■ SET PROBLEM
The listing below should be copied in full, word for word.

■ DATASET EXTRACT

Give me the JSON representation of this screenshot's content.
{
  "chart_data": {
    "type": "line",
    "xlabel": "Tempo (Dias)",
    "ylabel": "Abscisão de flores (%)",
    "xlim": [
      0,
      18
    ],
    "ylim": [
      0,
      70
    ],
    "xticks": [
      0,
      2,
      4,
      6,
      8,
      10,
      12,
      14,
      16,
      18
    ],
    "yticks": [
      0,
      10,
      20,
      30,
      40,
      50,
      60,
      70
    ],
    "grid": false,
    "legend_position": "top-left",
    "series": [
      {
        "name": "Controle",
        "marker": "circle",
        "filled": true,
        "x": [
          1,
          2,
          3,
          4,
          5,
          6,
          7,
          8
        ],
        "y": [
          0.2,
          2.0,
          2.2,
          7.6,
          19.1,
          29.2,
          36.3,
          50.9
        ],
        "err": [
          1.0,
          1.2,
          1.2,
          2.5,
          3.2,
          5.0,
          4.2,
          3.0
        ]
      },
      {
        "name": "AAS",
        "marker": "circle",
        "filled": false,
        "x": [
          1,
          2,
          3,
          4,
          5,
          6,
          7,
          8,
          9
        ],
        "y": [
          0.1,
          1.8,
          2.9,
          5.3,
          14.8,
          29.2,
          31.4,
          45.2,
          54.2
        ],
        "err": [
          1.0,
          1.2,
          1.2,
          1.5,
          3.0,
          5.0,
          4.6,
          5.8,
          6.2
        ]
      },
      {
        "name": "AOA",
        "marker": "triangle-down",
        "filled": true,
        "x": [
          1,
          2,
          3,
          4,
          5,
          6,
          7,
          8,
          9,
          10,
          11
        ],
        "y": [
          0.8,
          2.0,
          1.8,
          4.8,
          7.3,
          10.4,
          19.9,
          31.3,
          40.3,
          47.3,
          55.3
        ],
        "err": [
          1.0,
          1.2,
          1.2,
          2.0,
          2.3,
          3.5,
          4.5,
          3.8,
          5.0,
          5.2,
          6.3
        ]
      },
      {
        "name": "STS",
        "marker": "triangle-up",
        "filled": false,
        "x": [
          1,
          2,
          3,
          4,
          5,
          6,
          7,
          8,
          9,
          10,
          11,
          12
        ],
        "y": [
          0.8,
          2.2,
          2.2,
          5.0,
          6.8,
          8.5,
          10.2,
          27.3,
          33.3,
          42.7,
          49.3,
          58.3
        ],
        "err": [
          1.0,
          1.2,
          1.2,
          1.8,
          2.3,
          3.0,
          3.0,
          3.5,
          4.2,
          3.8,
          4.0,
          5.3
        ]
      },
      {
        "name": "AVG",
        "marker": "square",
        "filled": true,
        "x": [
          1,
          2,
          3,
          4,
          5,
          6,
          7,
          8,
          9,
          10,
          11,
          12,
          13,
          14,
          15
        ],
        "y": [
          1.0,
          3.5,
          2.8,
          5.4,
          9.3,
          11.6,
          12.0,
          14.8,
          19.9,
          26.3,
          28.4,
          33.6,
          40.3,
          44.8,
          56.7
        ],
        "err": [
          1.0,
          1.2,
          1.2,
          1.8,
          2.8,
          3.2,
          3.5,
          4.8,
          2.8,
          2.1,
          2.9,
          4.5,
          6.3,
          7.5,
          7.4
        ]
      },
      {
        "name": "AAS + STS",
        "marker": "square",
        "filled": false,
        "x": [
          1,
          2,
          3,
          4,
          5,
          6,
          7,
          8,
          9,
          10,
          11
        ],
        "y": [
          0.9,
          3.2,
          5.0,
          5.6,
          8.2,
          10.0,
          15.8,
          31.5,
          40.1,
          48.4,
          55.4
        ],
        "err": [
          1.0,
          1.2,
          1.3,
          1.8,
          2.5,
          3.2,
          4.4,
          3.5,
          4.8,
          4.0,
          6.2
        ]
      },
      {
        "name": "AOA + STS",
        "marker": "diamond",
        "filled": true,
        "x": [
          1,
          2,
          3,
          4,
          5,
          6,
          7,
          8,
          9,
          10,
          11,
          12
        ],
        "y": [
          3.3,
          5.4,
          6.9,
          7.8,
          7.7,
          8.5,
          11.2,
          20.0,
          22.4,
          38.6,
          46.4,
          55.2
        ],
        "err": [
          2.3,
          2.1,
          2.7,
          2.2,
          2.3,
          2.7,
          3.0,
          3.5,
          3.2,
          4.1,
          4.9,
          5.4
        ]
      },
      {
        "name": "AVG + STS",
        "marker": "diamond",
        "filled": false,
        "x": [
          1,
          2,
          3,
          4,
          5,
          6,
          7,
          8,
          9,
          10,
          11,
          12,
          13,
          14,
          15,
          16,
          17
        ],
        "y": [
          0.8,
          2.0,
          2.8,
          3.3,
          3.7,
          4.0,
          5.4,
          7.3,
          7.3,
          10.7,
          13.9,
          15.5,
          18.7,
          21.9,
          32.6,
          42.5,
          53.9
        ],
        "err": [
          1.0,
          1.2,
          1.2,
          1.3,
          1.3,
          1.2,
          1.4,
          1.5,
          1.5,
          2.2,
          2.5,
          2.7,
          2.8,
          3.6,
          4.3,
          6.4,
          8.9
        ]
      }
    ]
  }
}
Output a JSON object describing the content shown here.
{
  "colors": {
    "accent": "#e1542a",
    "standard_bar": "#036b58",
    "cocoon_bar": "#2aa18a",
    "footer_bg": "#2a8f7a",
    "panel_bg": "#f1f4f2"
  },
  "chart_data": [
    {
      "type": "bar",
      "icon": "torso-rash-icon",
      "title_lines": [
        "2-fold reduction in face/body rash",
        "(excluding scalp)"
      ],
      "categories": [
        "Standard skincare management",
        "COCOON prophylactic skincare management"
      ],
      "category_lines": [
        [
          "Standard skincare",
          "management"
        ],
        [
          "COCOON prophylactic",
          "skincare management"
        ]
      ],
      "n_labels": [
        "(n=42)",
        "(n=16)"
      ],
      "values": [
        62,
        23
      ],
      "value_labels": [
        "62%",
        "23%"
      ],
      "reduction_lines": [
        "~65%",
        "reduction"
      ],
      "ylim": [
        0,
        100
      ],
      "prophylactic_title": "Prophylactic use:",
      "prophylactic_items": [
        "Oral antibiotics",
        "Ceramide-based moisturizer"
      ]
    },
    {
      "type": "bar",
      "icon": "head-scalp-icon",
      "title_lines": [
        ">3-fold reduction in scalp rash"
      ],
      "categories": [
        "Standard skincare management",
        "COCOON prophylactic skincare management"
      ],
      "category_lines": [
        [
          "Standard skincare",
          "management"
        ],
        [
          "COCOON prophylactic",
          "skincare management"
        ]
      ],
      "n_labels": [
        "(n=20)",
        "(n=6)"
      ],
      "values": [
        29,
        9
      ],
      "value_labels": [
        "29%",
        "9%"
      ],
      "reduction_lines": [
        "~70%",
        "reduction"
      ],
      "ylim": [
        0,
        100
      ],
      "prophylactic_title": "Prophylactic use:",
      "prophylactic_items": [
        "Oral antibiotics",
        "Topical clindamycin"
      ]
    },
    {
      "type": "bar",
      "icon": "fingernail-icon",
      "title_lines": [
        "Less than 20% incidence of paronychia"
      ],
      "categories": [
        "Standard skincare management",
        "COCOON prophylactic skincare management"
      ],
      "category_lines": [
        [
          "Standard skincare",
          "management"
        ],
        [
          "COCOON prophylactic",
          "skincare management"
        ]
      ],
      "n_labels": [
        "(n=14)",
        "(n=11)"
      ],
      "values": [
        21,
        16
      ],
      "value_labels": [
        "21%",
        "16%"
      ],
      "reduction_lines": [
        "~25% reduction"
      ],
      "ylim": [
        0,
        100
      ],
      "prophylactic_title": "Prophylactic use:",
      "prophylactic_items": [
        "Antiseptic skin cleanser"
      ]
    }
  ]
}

■ REPLY TO THE EXERCISE
Give me the JSON representation of this screenshot's content.
{
  "chart_data": {
    "type": "line",
    "xlabel": "Tempo (Dias)",
    "ylabel": "Abscisão de flores (%)",
    "xlim": [
      0,
      18
    ],
    "ylim": [
      0,
      70
    ],
    "xticks": [
      0,
      2,
      4,
      6,
      8,
      10,
      12,
      14,
      16,
      18
    ],
    "yticks": [
      0,
      10,
      20,
      30,
      40,
      50,
      60,
      70
    ],
    "grid": false,
    "legend_position": "top-left",
    "series": [
      {
        "name": "Controle",
        "marker": "circle",
        "filled": true,
        "x": [
          1,
          2,
          3,
          4,
          5,
          6,
          7,
          8
        ],
        "y": [
          0.2,
          2.0,
          2.2,
          7.6,
          19.1,
          29.2,
          36.3,
          50.9
        ],
        "err": [
          1.0,
          1.2,
          1.2,
          2.5,
          3.2,
          5.0,
          4.2,
          3.0
        ]
      },
      {
        "name": "AAS",
        "marker": "circle",
        "filled": false,
        "x": [
          1,
          2,
          3,
          4,
          5,
          6,
          7,
          8,
          9
        ],
        "y": [
          0.1,
          1.8,
          2.9,
          5.3,
          14.8,
          29.2,
          31.4,
          45.2,
          54.2
        ],
        "err": [
          1.0,
          1.2,
          1.2,
          1.5,
          3.0,
          5.0,
          4.6,
          5.8,
          6.2
        ]
      },
      {
        "name": "AOA",
        "marker": "triangle-down",
        "filled": true,
        "x": [
          1,
          2,
          3,
          4,
          5,
          6,
          7,
          8,
          9,
          10,
          11
        ],
        "y": [
          0.8,
          2.0,
          1.8,
          4.8,
          7.3,
          10.4,
          19.9,
          31.3,
          40.3,
          47.3,
          55.3
        ],
        "err": [
          1.0,
          1.2,
          1.2,
          2.0,
          2.3,
          3.5,
          4.5,
          3.8,
          5.0,
          5.2,
          6.3
        ]
      },
      {
        "name": "STS",
        "marker": "triangle-up",
        "filled": false,
        "x": [
          1,
          2,
          3,
          4,
          5,
          6,
          7,
          8,
          9,
          10,
          11,
          12
        ],
        "y": [
          0.8,
          2.2,
          2.2,
          5.0,
          6.8,
          8.5,
          10.2,
          27.3,
          33.3,
          42.7,
          49.3,
          58.3
        ],
        "err": [
          1.0,
          1.2,
          1.2,
          1.8,
          2.3,
          3.0,
          3.0,
          3.5,
          4.2,
          3.8,
          4.0,
          5.3
        ]
      },
      {
        "name": "AVG",
        "marker": "square",
        "filled": true,
        "x": [
          1,
          2,
          3,
          4,
          5,
          6,
          7,
          8,
          9,
          10,
          11,
          12,
          13,
          14,
          15
        ],
        "y": [
          1.0,
          3.5,
          2.8,
          5.4,
          9.3,
          11.6,
          12.0,
          14.8,
          19.9,
          26.3,
          28.4,
          33.6,
          40.3,
          44.8,
          56.7
        ],
        "err": [
          1.0,
          1.2,
          1.2,
          1.8,
          2.8,
          3.2,
          3.5,
          4.8,
          2.8,
          2.1,
          2.9,
          4.5,
          6.3,
          7.5,
          7.4
        ]
      },
      {
        "name": "AAS + STS",
        "marker": "square",
        "filled": false,
        "x": [
          1,
          2,
          3,
          4,
          5,
          6,
          7,
          8,
          9,
          10,
          11
        ],
        "y": [
          0.9,
          3.2,
          5.0,
          5.6,
          8.2,
          10.0,
          15.8,
          31.5,
          40.1,
          48.4,
          55.4
        ],
        "err": [
          1.0,
          1.2,
          1.3,
          1.8,
          2.5,
          3.2,
          4.4,
          3.5,
          4.8,
          4.0,
          6.2
        ]
      },
      {
        "name": "AOA + STS",
        "marker": "diamond",
        "filled": true,
        "x": [
          1,
          2,
          3,
          4,
          5,
          6,
          7,
          8,
          9,
          10,
          11,
          12
        ],
        "y": [
          3.3,
          5.4,
          6.9,
          7.8,
          7.7,
          8.5,
          11.2,
          20.0,
          22.4,
          38.6,
          46.4,
          55.2
        ],
        "err": [
          2.3,
          2.1,
          2.7,
          2.2,
          2.3,
          2.7,
          3.0,
          3.5,
          3.2,
          4.1,
          4.9,
          5.4
        ]
      },
      {
        "name": "AVG + STS",
        "marker": "diamond",
        "filled": false,
        "x": [
          1,
          2,
          3,
          4,
          5,
          6,
          7,
          8,
          9,
          10,
          11,
          12,
          13,
          14,
          15,
          16,
          17
        ],
        "y": [
          0.8,
          2.0,
          2.8,
          3.3,
          3.7,
          4.0,
          5.4,
          7.3,
          7.3,
          10.7,
          13.9,
          15.5,
          18.7,
          21.9,
          32.6,
          42.5,
          53.9
        ],
        "err": [
          1.0,
          1.2,
          1.2,
          1.3,
          1.3,
          1.2,
          1.4,
          1.5,
          1.5,
          2.2,
          2.5,
          2.7,
          2.8,
          3.6,
          4.3,
          6.4,
          8.9
        ]
      }
    ]
  }
}
Output a JSON object describing the content shown here.
{
  "colors": {
    "accent": "#e1542a",
    "standard_bar": "#036b58",
    "cocoon_bar": "#2aa18a",
    "footer_bg": "#2a8f7a",
    "panel_bg": "#f1f4f2"
  },
  "chart_data": [
    {
      "type": "bar",
      "icon": "torso-rash-icon",
      "title_lines": [
        "2-fold reduction in face/body rash",
        "(excluding scalp)"
      ],
      "categories": [
        "Standard skincare management",
        "COCOON prophylactic skincare management"
      ],
      "category_lines": [
        [
          "Standard skincare",
          "management"
        ],
        [
          "COCOON prophylactic",
          "skincare management"
        ]
      ],
      "n_labels": [
        "(n=42)",
        "(n=16)"
      ],
      "values": [
        62,
        23
      ],
      "value_labels": [
        "62%",
        "23%"
      ],
      "reduction_lines": [
        "~65%",
        "reduction"
      ],
      "ylim": [
        0,
        100
      ],
      "prophylactic_title": "Prophylactic use:",
      "prophylactic_items": [
        "Oral antibiotics",
        "Ceramide-based moisturizer"
      ]
    },
    {
      "type": "bar",
      "icon": "head-scalp-icon",
      "title_lines": [
        ">3-fold reduction in scalp rash"
      ],
      "categories": [
        "Standard skincare management",
        "COCOON prophylactic skincare management"
      ],
      "category_lines": [
        [
          "Standard skincare",
          "management"
        ],
        [
          "COCOON prophylactic",
          "skincare management"
        ]
      ],
      "n_labels": [
        "(n=20)",
        "(n=6)"
      ],
      "values": [
        29,
        9
      ],
      "value_labels": [
        "29%",
        "9%"
      ],
      "reduction_lines": [
        "~70%",
        "reduction"
      ],
      "ylim": [
        0,
        100
      ],
      "prophylactic_title": "Prophylactic use:",
      "prophylactic_items": [
        "Oral antibiotics",
        "Topical clindamycin"
      ]
    },
    {
      "type": "bar",
      "icon": "fingernail-icon",
      "title_lines": [
        "Less than 20% incidence of paronychia"
      ],
      "categories": [
        "Standard skincare management",
        "COCOON prophylactic skincare management"
      ],
      "category_lines": [
        [
          "Standard skincare",
          "management"
        ],
        [
          "COCOON prophylactic",
          "skincare management"
        ]
      ],
      "n_labels": [
        "(n=14)",
        "(n=11)"
      ],
      "values": [
        21,
        16
      ],
      "value_labels": [
        "21%",
        "16%"
      ],
      "reduction_lines": [
        "~25% reduction"
      ],
      "ylim": [
        0,
        100
      ],
      "prophylactic_title": "Prophylactic use:",
      "prophylactic_items": [
        "Antiseptic skin cleanser"
      ]
    }
  ]
}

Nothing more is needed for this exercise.